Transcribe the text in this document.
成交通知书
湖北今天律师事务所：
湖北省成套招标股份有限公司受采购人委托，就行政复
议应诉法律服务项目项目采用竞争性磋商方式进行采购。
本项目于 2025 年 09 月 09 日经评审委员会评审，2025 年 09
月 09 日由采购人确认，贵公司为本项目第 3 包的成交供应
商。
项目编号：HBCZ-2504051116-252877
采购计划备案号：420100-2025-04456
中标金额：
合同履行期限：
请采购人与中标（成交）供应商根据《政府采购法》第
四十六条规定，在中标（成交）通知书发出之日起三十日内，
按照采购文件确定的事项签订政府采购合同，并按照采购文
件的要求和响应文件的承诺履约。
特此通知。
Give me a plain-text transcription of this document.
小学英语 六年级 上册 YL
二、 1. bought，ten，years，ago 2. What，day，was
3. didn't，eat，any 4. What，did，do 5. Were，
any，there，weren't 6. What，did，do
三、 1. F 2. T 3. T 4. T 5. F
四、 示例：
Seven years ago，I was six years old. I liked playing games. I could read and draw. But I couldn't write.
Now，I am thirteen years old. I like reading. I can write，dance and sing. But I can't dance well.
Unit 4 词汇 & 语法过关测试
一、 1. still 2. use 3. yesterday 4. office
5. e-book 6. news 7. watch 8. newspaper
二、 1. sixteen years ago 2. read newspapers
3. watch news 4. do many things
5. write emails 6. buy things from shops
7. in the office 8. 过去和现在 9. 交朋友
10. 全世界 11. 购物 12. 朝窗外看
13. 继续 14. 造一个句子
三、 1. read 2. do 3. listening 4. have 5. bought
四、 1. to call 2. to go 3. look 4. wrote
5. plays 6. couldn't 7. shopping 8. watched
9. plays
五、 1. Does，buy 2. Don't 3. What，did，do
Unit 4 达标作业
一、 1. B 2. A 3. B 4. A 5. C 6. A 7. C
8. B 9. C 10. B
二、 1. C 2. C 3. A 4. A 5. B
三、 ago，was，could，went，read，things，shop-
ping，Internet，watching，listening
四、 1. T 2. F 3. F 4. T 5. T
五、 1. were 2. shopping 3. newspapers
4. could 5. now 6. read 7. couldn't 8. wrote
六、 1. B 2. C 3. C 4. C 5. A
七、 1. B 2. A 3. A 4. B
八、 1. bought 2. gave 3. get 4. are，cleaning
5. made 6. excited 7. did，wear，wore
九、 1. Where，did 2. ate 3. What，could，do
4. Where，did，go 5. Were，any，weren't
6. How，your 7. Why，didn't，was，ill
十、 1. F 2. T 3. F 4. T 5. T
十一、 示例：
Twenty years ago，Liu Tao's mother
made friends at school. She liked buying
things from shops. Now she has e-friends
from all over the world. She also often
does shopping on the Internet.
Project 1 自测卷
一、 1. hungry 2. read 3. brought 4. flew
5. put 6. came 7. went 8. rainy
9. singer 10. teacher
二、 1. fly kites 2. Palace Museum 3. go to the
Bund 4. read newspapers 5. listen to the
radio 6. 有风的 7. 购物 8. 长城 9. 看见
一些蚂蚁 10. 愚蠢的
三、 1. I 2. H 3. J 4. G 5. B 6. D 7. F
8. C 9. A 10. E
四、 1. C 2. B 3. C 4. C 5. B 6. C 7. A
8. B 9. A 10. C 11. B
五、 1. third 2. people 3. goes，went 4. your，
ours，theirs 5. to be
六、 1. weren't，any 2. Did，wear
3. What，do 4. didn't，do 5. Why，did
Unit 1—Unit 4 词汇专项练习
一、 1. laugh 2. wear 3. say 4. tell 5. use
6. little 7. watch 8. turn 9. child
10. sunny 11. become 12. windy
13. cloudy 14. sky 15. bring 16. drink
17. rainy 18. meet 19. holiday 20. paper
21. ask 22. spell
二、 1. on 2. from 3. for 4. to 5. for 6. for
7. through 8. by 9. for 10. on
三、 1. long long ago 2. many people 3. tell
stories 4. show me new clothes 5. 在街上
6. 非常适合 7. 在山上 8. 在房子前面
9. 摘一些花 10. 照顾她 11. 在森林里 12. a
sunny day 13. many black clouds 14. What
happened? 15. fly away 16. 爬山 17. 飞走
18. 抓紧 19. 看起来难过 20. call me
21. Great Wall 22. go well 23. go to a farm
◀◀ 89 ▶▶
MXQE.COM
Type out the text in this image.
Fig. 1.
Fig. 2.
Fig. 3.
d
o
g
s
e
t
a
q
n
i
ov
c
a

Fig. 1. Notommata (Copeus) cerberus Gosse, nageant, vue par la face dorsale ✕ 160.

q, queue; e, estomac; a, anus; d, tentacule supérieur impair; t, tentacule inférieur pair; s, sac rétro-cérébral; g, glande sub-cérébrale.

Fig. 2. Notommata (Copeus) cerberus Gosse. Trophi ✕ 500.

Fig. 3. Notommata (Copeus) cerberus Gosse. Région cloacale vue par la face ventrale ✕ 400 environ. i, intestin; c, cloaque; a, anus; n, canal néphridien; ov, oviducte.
########################################
SET PROBLEM
Return the listing above word for word.

REPLY TO THE EXERCISE
Transcribe the text in this document.
成交通知书
湖北今天律师事务所：
湖北省成套招标股份有限公司受采购人委托，就行政复
议应诉法律服务项目项目采用竞争性磋商方式进行采购。
本项目于 2025 年 09 月 09 日经评审委员会评审，2025 年 09
月 09 日由采购人确认，贵公司为本项目第 3 包的成交供应
商。
项目编号：HBCZ-2504051116-252877
采购计划备案号：420100-2025-04456
中标金额：
合同履行期限：
请采购人与中标（成交）供应商根据《政府采购法》第
四十六条规定，在中标（成交）通知书发出之日起三十日内，
按照采购文件确定的事项签订政府采购合同，并按照采购文
件的要求和响应文件的承诺履约。
特此通知。
Give me a plain-text transcription of this document.
小学英语 六年级 上册 YL
二、 1. bought，ten，years，ago 2. What，day，was
3. didn't，eat，any 4. What，did，do 5. Were，
any，there，weren't 6. What，did，do
三、 1. F 2. T 3. T 4. T 5. F
四、 示例：
Seven years ago，I was six years old. I liked playing games. I could read and draw. But I couldn't write.
Now，I am thirteen years old. I like reading. I can write，dance and sing. But I can't dance well.
Unit 4 词汇 & 语法过关测试
一、 1. still 2. use 3. yesterday 4. office
5. e-book 6. news 7. watch 8. newspaper
二、 1. sixteen years ago 2. read newspapers
3. watch news 4. do many things
5. write emails 6. buy things from shops
7. in the office 8. 过去和现在 9. 交朋友
10. 全世界 11. 购物 12. 朝窗外看
13. 继续 14. 造一个句子
三、 1. read 2. do 3. listening 4. have 5. bought
四、 1. to call 2. to go 3. look 4. wrote
5. plays 6. couldn't 7. shopping 8. watched
9. plays
五、 1. Does，buy 2. Don't 3. What，did，do
Unit 4 达标作业
一、 1. B 2. A 3. B 4. A 5. C 6. A 7. C
8. B 9. C 10. B
二、 1. C 2. C 3. A 4. A 5. B
三、 ago，was，could，went，read，things，shop-
ping，Internet，watching，listening
四、 1. T 2. F 3. F 4. T 5. T
五、 1. were 2. shopping 3. newspapers
4. could 5. now 6. read 7. couldn't 8. wrote
六、 1. B 2. C 3. C 4. C 5. A
七、 1. B 2. A 3. A 4. B
八、 1. bought 2. gave 3. get 4. are，cleaning
5. made 6. excited 7. did，wear，wore
九、 1. Where，did 2. ate 3. What，could，do
4. Where，did，go 5. Were，any，weren't
6. How，your 7. Why，didn't，was，ill
十、 1. F 2. T 3. F 4. T 5. T
十一、 示例：
Twenty years ago，Liu Tao's mother
made friends at school. She liked buying
things from shops. Now she has e-friends
from all over the world. She also often
does shopping on the Internet.
Project 1 自测卷
一、 1. hungry 2. read 3. brought 4. flew
5. put 6. came 7. went 8. rainy
9. singer 10. teacher
二、 1. fly kites 2. Palace Museum 3. go to the
Bund 4. read newspapers 5. listen to the
radio 6. 有风的 7. 购物 8. 长城 9. 看见
一些蚂蚁 10. 愚蠢的
三、 1. I 2. H 3. J 4. G 5. B 6. D 7. F
8. C 9. A 10. E
四、 1. C 2. B 3. C 4. C 5. B 6. C 7. A
8. B 9. A 10. C 11. B
五、 1. third 2. people 3. goes，went 4. your，
ours，theirs 5. to be
六、 1. weren't，any 2. Did，wear
3. What，do 4. didn't，do 5. Why，did
Unit 1—Unit 4 词汇专项练习
一、 1. laugh 2. wear 3. say 4. tell 5. use
6. little 7. watch 8. turn 9. child
10. sunny 11. become 12. windy
13. cloudy 14. sky 15. bring 16. drink
17. rainy 18. meet 19. holiday 20. paper
21. ask 22. spell
二、 1. on 2. from 3. for 4. to 5. for 6. for
7. through 8. by 9. for 10. on
三、 1. long long ago 2. many people 3. tell
stories 4. show me new clothes 5. 在街上
6. 非常适合 7. 在山上 8. 在房子前面
9. 摘一些花 10. 照顾她 11. 在森林里 12. a
sunny day 13. many black clouds 14. What
happened? 15. fly away 16. 爬山 17. 飞走
18. 抓紧 19. 看起来难过 20. call me
21. Great Wall 22. go well 23. go to a farm
◀◀ 89 ▶▶
MXQE.COM
Type out the text in this image.
Fig. 1.
Fig. 2.
Fig. 3.
d
o
g
s
e
t
a
q
n
i
ov
c
a

Fig. 1. Notommata (Copeus) cerberus Gosse, nageant, vue par la face dorsale ✕ 160.

q, queue; e, estomac; a, anus; d, tentacule supérieur impair; t, tentacule inférieur pair; s, sac rétro-cérébral; g, glande sub-cérébrale.

Fig. 2. Notommata (Copeus) cerberus Gosse. Trophi ✕ 500.

Fig. 3. Notommata (Copeus) cerberus Gosse. Région cloacale vue par la face ventrale ✕ 400 environ. i, intestin; c, cloaque; a, anus; n, canal néphridien; ov, oviducte.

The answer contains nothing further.